What to do:
Set every record down verbatim and omit the pictures.
· · · ·
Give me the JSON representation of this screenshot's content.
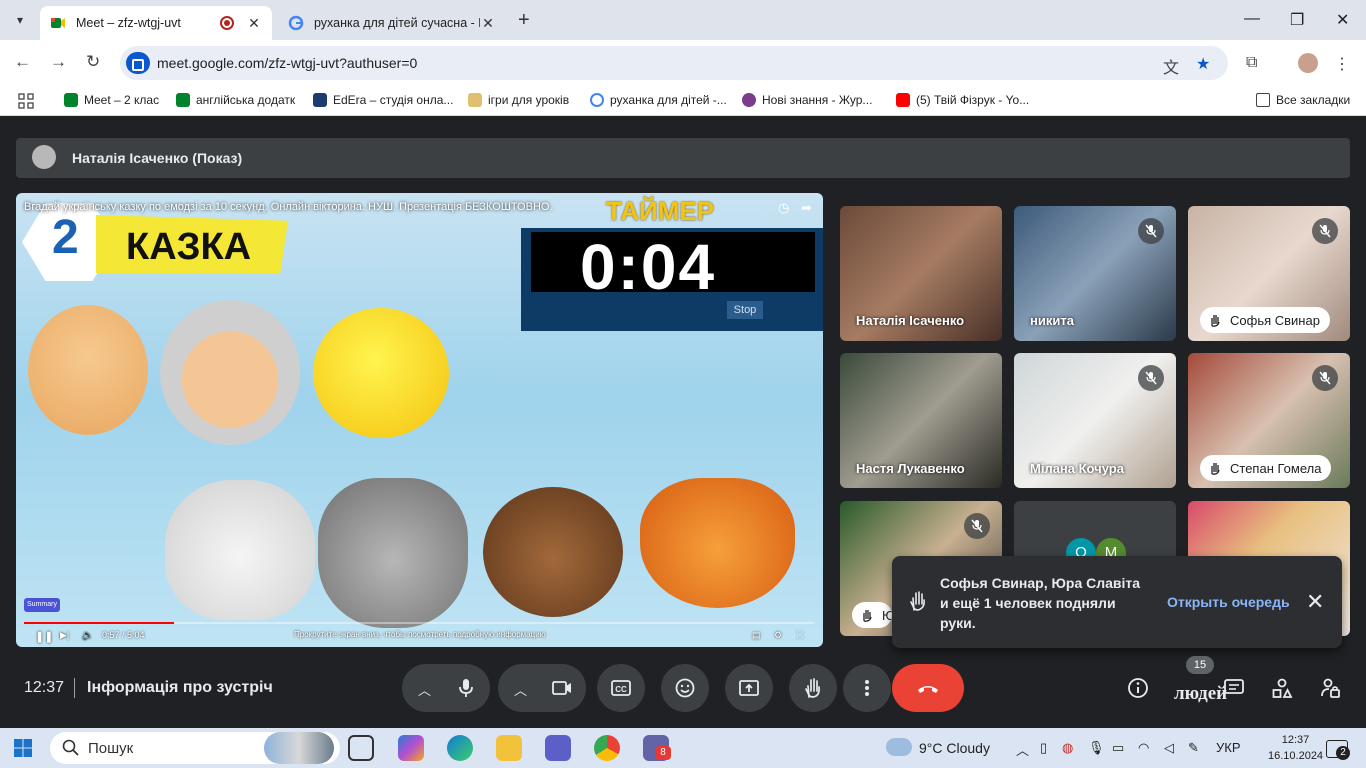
{
  "browser": {
    "tabs": [
      {
        "title": "Meet – zfz-wtgj-uvt",
        "active": true
      },
      {
        "title": "руханка для дітей сучасна - По",
        "active": false
      }
    ],
    "url": "meet.google.com/zfz-wtgj-uvt?authuser=0",
    "bookmarks": [
      {
        "label": "Meet – 2 клас"
      },
      {
        "label": "англійська додатк"
      },
      {
        "label": "EdEra – студія онла..."
      },
      {
        "label": "ігри для уроків"
      },
      {
        "label": "руханка для дітей -..."
      },
      {
        "label": "Нові знання - Жур..."
      },
      {
        "label": "(5) Твій Фізрук - Yo..."
      }
    ],
    "all_bookmarks": "Все закладки"
  },
  "meet": {
    "presenter": "Наталія Ісаченко (Показ)",
    "video": {
      "title": "Вгадай українську казку по емодзі за 10 секунд. Онлайн вікторина. НУШ. Презентація БЕЗКОШТОВНО.",
      "number": "2",
      "banner": "КАЗКА",
      "timer_label": "ТАЙМЕР",
      "timer_value": "0:04",
      "stop_label": "Stop",
      "summary_label": "Summary",
      "time_display": "0:57 / 5:04",
      "scroll_hint": "Прокрутите экран вниз, чтобы посмотреть подробную информацию",
      "progress_fraction": 0.19
    },
    "participants": [
      {
        "name": "Наталія Ісаченко",
        "muted": false,
        "hand_raised": false
      },
      {
        "name": "никита",
        "muted": true,
        "hand_raised": false
      },
      {
        "name": "Софья Свинар",
        "muted": true,
        "hand_raised": true
      },
      {
        "name": "Настя Лукавенко",
        "muted": false,
        "hand_raised": false
      },
      {
        "name": "Мілана Кочура",
        "muted": true,
        "hand_raised": false
      },
      {
        "name": "Степан Гомела",
        "muted": true,
        "hand_raised": true
      },
      {
        "name": "Ю",
        "muted": true,
        "hand_raised": true
      }
    ],
    "overflow_tile_initials": [
      "О",
      "М"
    ],
    "notification": {
      "text": "Софья Свинар, Юра Славіта и ещё 1 человек подняли руки.",
      "link": "Открыть очередь"
    },
    "clock": "12:37",
    "meeting_info": "Інформація про зустріч",
    "people_count": "15",
    "people_word": "людей"
  },
  "taskbar": {
    "search_placeholder": "Пошук",
    "teams_badge": "8",
    "weather": "9°C  Cloudy",
    "lang": "УКР",
    "time": "12:37",
    "date": "16.10.2024",
    "notif_count": "2"
  },
  "colors": {
    "meet_bg": "#202124",
    "end_call": "#ea4335",
    "link": "#8ab4f8",
    "taskbar": "#dbe4f2"
  }
}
· · · ·
Task output:
Give me the JSON representation of this screenshot's content.
{
  "browser": {
    "tabs": [
      {
        "title": "Meet – zfz-wtgj-uvt",
        "active": true
      },
      {
        "title": "руханка для дітей сучасна - По",
        "active": false
      }
    ],
    "url": "meet.google.com/zfz-wtgj-uvt?authuser=0",
    "bookmarks": [
      {
        "label": "Meet – 2 клас"
      },
      {
        "label": "англійська додатк"
      },
      {
        "label": "EdEra – студія онла..."
      },
      {
        "label": "ігри для уроків"
      },
      {
        "label": "руханка для дітей -..."
      },
      {
        "label": "Нові знання - Жур..."
      },
      {
        "label": "(5) Твій Фізрук - Yo..."
      }
    ],
    "all_bookmarks": "Все закладки"
  },
  "meet": {
    "presenter": "Наталія Ісаченко (Показ)",
    "video": {
      "title": "Вгадай українську казку по емодзі за 10 секунд. Онлайн вікторина. НУШ. Презентація БЕЗКОШТОВНО.",
      "number": "2",
      "banner": "КАЗКА",
      "timer_label": "ТАЙМЕР",
      "timer_value": "0:04",
      "stop_label": "Stop",
      "summary_label": "Summary",
      "time_display": "0:57 / 5:04",
      "scroll_hint": "Прокрутите экран вниз, чтобы посмотреть подробную информацию",
      "progress_fraction": 0.19
    },
    "participants": [
      {
        "name": "Наталія Ісаченко",
        "muted": false,
        "hand_raised": false
      },
      {
        "name": "никита",
        "muted": true,
        "hand_raised": false
      },
      {
        "name": "Софья Свинар",
        "muted": true,
        "hand_raised": true
      },
      {
        "name": "Настя Лукавенко",
        "muted": false,
        "hand_raised": false
      },
      {
        "name": "Мілана Кочура",
        "muted": true,
        "hand_raised": false
      },
      {
        "name": "Степан Гомела",
        "muted": true,
        "hand_raised": true
      },
      {
        "name": "Ю",
        "muted": true,
        "hand_raised": true
      }
    ],
    "overflow_tile_initials": [
      "О",
      "М"
    ],
    "notification": {
      "text": "Софья Свинар, Юра Славіта и ещё 1 человек подняли руки.",
      "link": "Открыть очередь"
    },
    "clock": "12:37",
    "meeting_info": "Інформація про зустріч",
    "people_count": "15",
    "people_word": "людей"
  },
  "taskbar": {
    "search_placeholder": "Пошук",
    "teams_badge": "8",
    "weather": "9°C  Cloudy",
    "lang": "УКР",
    "time": "12:37",
    "date": "16.10.2024",
    "notif_count": "2"
  },
  "colors": {
    "meet_bg": "#202124",
    "end_call": "#ea4335",
    "link": "#8ab4f8",
    "taskbar": "#dbe4f2"
  }
}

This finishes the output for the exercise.